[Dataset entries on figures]
╭──

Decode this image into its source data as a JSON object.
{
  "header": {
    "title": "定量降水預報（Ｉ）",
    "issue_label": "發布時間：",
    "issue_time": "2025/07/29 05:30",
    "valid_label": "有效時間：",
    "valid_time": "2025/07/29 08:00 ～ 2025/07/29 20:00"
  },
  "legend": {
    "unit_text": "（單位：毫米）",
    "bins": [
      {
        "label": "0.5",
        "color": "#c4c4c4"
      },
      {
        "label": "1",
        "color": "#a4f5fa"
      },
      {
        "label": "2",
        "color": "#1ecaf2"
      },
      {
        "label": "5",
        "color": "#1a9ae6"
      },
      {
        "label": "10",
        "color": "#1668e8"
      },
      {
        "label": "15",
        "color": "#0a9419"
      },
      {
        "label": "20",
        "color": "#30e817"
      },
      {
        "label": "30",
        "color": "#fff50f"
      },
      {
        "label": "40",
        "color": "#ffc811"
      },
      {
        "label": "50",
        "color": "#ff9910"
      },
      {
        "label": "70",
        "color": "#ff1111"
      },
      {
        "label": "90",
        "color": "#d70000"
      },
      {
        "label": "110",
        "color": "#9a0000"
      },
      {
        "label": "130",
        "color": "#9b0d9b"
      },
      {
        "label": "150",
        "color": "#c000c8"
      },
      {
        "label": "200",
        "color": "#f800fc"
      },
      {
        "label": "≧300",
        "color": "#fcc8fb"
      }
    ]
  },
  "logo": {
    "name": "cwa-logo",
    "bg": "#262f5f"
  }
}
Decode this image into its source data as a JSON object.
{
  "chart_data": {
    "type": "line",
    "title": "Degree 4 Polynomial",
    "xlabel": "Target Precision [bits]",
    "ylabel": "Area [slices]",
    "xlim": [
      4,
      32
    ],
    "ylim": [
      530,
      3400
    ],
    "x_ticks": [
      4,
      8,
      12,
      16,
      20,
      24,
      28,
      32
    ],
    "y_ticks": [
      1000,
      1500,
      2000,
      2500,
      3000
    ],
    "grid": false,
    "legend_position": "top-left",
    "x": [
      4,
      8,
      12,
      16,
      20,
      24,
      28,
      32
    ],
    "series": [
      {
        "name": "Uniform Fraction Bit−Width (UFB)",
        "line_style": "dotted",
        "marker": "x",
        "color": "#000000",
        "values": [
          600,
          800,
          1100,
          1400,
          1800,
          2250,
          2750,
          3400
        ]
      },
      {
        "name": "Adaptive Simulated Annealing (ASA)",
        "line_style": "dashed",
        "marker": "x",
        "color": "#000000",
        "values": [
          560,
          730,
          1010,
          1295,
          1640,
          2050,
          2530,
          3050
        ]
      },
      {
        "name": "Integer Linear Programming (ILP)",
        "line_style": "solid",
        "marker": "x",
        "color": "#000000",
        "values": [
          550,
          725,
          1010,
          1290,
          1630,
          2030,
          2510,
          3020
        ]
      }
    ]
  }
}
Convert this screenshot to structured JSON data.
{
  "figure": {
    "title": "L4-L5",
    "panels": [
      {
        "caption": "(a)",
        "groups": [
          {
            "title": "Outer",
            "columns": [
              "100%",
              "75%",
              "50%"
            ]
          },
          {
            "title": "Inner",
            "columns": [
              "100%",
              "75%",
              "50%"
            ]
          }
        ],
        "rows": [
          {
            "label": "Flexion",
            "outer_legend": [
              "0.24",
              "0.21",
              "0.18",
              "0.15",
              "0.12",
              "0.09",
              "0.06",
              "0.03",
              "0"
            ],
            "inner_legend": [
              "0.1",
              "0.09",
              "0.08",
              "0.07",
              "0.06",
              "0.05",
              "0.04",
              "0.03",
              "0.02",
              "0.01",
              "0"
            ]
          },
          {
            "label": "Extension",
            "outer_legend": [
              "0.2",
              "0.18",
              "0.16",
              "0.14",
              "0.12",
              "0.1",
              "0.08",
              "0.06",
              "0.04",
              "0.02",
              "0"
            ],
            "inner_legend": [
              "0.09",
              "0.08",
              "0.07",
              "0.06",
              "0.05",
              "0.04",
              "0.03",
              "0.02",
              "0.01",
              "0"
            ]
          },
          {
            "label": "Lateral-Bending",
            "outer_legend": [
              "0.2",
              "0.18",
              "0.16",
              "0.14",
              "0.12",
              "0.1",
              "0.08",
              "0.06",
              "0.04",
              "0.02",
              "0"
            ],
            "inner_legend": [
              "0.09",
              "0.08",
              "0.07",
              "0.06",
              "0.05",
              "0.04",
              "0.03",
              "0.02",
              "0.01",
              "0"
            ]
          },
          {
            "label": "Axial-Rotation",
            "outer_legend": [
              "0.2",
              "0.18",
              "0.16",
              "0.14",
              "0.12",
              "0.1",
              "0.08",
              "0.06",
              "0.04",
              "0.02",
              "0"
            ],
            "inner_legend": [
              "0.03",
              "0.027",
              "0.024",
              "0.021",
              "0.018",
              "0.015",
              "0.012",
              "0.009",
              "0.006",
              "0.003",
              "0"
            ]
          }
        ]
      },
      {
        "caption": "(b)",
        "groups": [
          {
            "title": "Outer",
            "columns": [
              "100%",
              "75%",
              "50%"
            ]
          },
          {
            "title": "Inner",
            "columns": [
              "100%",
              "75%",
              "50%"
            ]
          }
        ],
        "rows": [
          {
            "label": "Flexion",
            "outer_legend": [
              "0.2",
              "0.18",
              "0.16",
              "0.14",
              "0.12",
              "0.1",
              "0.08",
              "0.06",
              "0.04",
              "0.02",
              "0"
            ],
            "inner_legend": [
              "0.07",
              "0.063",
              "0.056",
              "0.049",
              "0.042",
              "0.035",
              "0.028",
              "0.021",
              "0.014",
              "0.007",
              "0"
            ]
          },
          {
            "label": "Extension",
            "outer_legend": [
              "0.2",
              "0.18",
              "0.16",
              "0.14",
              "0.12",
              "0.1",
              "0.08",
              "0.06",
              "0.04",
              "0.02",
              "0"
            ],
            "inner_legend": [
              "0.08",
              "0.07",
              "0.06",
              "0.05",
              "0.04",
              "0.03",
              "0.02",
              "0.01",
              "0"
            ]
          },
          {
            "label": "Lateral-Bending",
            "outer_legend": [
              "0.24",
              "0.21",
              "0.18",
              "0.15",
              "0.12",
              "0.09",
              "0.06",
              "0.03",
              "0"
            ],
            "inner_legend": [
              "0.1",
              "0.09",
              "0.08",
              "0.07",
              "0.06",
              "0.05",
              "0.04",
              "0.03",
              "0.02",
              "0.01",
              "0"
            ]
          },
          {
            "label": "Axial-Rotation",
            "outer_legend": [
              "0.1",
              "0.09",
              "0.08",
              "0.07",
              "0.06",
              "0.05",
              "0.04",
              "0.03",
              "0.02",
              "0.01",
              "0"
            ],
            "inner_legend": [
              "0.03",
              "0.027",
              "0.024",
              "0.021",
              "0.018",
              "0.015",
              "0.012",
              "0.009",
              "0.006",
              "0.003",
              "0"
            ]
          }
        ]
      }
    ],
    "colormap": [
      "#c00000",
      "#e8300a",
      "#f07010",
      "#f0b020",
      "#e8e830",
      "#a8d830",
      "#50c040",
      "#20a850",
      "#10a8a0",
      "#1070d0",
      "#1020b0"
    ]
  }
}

╰──

Reproduce the data, keeping every line exactly the same.

- [Solution for this problem]
Decode this image into its source data as a JSON object.
{
  "header": {
    "title": "定量降水預報（Ｉ）",
    "issue_label": "發布時間：",
    "issue_time": "2025/07/29 05:30",
    "valid_label": "有效時間：",
    "valid_time": "2025/07/29 08:00 ～ 2025/07/29 20:00"
  },
  "legend": {
    "unit_text": "（單位：毫米）",
    "bins": [
      {
        "label": "0.5",
        "color": "#c4c4c4"
      },
      {
        "label": "1",
        "color": "#a4f5fa"
      },
      {
        "label": "2",
        "color": "#1ecaf2"
      },
      {
        "label": "5",
        "color": "#1a9ae6"
      },
      {
        "label": "10",
        "color": "#1668e8"
      },
      {
        "label": "15",
        "color": "#0a9419"
      },
      {
        "label": "20",
        "color": "#30e817"
      },
      {
        "label": "30",
        "color": "#fff50f"
      },
      {
        "label": "40",
        "color": "#ffc811"
      },
      {
        "label": "50",
        "color": "#ff9910"
      },
      {
        "label": "70",
        "color": "#ff1111"
      },
      {
        "label": "90",
        "color": "#d70000"
      },
      {
        "label": "110",
        "color": "#9a0000"
      },
      {
        "label": "130",
        "color": "#9b0d9b"
      },
      {
        "label": "150",
        "color": "#c000c8"
      },
      {
        "label": "200",
        "color": "#f800fc"
      },
      {
        "label": "≧300",
        "color": "#fcc8fb"
      }
    ]
  },
  "logo": {
    "name": "cwa-logo",
    "bg": "#262f5f"
  }
}
Decode this image into its source data as a JSON object.
{
  "chart_data": {
    "type": "line",
    "title": "Degree 4 Polynomial",
    "xlabel": "Target Precision [bits]",
    "ylabel": "Area [slices]",
    "xlim": [
      4,
      32
    ],
    "ylim": [
      530,
      3400
    ],
    "x_ticks": [
      4,
      8,
      12,
      16,
      20,
      24,
      28,
      32
    ],
    "y_ticks": [
      1000,
      1500,
      2000,
      2500,
      3000
    ],
    "grid": false,
    "legend_position": "top-left",
    "x": [
      4,
      8,
      12,
      16,
      20,
      24,
      28,
      32
    ],
    "series": [
      {
        "name": "Uniform Fraction Bit−Width (UFB)",
        "line_style": "dotted",
        "marker": "x",
        "color": "#000000",
        "values": [
          600,
          800,
          1100,
          1400,
          1800,
          2250,
          2750,
          3400
        ]
      },
      {
        "name": "Adaptive Simulated Annealing (ASA)",
        "line_style": "dashed",
        "marker": "x",
        "color": "#000000",
        "values": [
          560,
          730,
          1010,
          1295,
          1640,
          2050,
          2530,
          3050
        ]
      },
      {
        "name": "Integer Linear Programming (ILP)",
        "line_style": "solid",
        "marker": "x",
        "color": "#000000",
        "values": [
          550,
          725,
          1010,
          1290,
          1630,
          2030,
          2510,
          3020
        ]
      }
    ]
  }
}
Convert this screenshot to structured JSON data.
{
  "figure": {
    "title": "L4-L5",
    "panels": [
      {
        "caption": "(a)",
        "groups": [
          {
            "title": "Outer",
            "columns": [
              "100%",
              "75%",
              "50%"
            ]
          },
          {
            "title": "Inner",
            "columns": [
              "100%",
              "75%",
              "50%"
            ]
          }
        ],
        "rows": [
          {
            "label": "Flexion",
            "outer_legend": [
              "0.24",
              "0.21",
              "0.18",
              "0.15",
              "0.12",
              "0.09",
              "0.06",
              "0.03",
              "0"
            ],
            "inner_legend": [
              "0.1",
              "0.09",
              "0.08",
              "0.07",
              "0.06",
              "0.05",
              "0.04",
              "0.03",
              "0.02",
              "0.01",
              "0"
            ]
          },
          {
            "label": "Extension",
            "outer_legend": [
              "0.2",
              "0.18",
              "0.16",
              "0.14",
              "0.12",
              "0.1",
              "0.08",
              "0.06",
              "0.04",
              "0.02",
              "0"
            ],
            "inner_legend": [
              "0.09",
              "0.08",
              "0.07",
              "0.06",
              "0.05",
              "0.04",
              "0.03",
              "0.02",
              "0.01",
              "0"
            ]
          },
          {
            "label": "Lateral-Bending",
            "outer_legend": [
              "0.2",
              "0.18",
              "0.16",
              "0.14",
              "0.12",
              "0.1",
              "0.08",
              "0.06",
              "0.04",
              "0.02",
              "0"
            ],
            "inner_legend": [
              "0.09",
              "0.08",
              "0.07",
              "0.06",
              "0.05",
              "0.04",
              "0.03",
              "0.02",
              "0.01",
              "0"
            ]
          },
          {
            "label": "Axial-Rotation",
            "outer_legend": [
              "0.2",
              "0.18",
              "0.16",
              "0.14",
              "0.12",
              "0.1",
              "0.08",
              "0.06",
              "0.04",
              "0.02",
              "0"
            ],
            "inner_legend": [
              "0.03",
              "0.027",
              "0.024",
              "0.021",
              "0.018",
              "0.015",
              "0.012",
              "0.009",
              "0.006",
              "0.003",
              "0"
            ]
          }
        ]
      },
      {
        "caption": "(b)",
        "groups": [
          {
            "title": "Outer",
            "columns": [
              "100%",
              "75%",
              "50%"
            ]
          },
          {
            "title": "Inner",
            "columns": [
              "100%",
              "75%",
              "50%"
            ]
          }
        ],
        "rows": [
          {
            "label": "Flexion",
            "outer_legend": [
              "0.2",
              "0.18",
              "0.16",
              "0.14",
              "0.12",
              "0.1",
              "0.08",
              "0.06",
              "0.04",
              "0.02",
              "0"
            ],
            "inner_legend": [
              "0.07",
              "0.063",
              "0.056",
              "0.049",
              "0.042",
              "0.035",
              "0.028",
              "0.021",
              "0.014",
              "0.007",
              "0"
            ]
          },
          {
            "label": "Extension",
            "outer_legend": [
              "0.2",
              "0.18",
              "0.16",
              "0.14",
              "0.12",
              "0.1",
              "0.08",
              "0.06",
              "0.04",
              "0.02",
              "0"
            ],
            "inner_legend": [
              "0.08",
              "0.07",
              "0.06",
              "0.05",
              "0.04",
              "0.03",
              "0.02",
              "0.01",
              "0"
            ]
          },
          {
            "label": "Lateral-Bending",
            "outer_legend": [
              "0.24",
              "0.21",
              "0.18",
              "0.15",
              "0.12",
              "0.09",
              "0.06",
              "0.03",
              "0"
            ],
            "inner_legend": [
              "0.1",
              "0.09",
              "0.08",
              "0.07",
              "0.06",
              "0.05",
              "0.04",
              "0.03",
              "0.02",
              "0.01",
              "0"
            ]
          },
          {
            "label": "Axial-Rotation",
            "outer_legend": [
              "0.1",
              "0.09",
              "0.08",
              "0.07",
              "0.06",
              "0.05",
              "0.04",
              "0.03",
              "0.02",
              "0.01",
              "0"
            ],
            "inner_legend": [
              "0.03",
              "0.027",
              "0.024",
              "0.021",
              "0.018",
              "0.015",
              "0.012",
              "0.009",
              "0.006",
              "0.003",
              "0"
            ]
          }
        ]
      }
    ],
    "colormap": [
      "#c00000",
      "#e8300a",
      "#f07010",
      "#f0b020",
      "#e8e830",
      "#a8d830",
      "#50c040",
      "#20a850",
      "#10a8a0",
      "#1070d0",
      "#1020b0"
    ]
  }
}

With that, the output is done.